## Problem to work on
Put everything in the records below, from the line containing "Output each element" down to the line containing "svg-text:7: 7: [665, 75, 673, 92]", into a Markdown table with the columns Row and Line. Include both end lines, number each row, and skip any blank lines.

## Recorded data
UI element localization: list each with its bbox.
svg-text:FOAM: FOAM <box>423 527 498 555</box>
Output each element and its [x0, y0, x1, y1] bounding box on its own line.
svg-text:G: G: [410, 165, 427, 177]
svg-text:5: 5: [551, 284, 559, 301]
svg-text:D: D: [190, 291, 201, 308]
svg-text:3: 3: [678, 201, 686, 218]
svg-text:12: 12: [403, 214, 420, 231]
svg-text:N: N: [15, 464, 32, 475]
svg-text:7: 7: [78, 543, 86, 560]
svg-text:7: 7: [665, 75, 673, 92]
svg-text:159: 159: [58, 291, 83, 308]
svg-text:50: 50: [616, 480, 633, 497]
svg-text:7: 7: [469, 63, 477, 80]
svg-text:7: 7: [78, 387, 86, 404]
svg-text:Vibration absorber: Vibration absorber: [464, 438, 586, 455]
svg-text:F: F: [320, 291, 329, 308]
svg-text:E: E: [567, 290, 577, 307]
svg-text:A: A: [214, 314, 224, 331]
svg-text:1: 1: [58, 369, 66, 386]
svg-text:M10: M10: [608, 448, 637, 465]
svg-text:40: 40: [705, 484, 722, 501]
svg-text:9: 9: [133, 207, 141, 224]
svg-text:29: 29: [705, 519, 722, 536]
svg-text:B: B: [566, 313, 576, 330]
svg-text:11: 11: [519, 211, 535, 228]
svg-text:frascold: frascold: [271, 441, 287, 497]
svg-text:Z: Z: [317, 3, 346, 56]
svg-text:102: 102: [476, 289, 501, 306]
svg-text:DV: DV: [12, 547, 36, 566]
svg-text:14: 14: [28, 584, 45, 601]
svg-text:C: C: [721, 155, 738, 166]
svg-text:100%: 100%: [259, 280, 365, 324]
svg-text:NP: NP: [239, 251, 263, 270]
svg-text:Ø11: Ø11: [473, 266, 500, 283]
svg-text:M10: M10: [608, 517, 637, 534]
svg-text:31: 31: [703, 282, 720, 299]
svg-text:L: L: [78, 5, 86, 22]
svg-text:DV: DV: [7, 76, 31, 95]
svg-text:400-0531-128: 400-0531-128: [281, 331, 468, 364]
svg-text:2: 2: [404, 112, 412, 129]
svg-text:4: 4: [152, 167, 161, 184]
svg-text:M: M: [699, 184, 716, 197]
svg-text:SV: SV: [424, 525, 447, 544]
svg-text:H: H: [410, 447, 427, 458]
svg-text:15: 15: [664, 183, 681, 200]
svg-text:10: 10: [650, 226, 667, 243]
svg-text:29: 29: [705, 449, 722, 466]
==
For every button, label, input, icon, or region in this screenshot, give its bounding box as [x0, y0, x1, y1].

## Written answer
| Row | Line |
|---|---|
| 1 | Output each element and its [x0, y0, x1, y1] bounding box on its own line. |
| 2 | svg-text:G: G: [410, 165, 427, 177] |
| 3 | svg-text:5: 5: [551, 284, 559, 301] |
| 4 | svg-text:D: D: [190, 291, 201, 308] |
| 5 | svg-text:3: 3: [678, 201, 686, 218] |
| 6 | svg-text:12: 12: [403, 214, 420, 231] |
| 7 | svg-text:N: N: [15, 464, 32, 475] |
| 8 | svg-text:7: 7: [78, 543, 86, 560] |
| 9 | svg-text:7: 7: [665, 75, 673, 92] |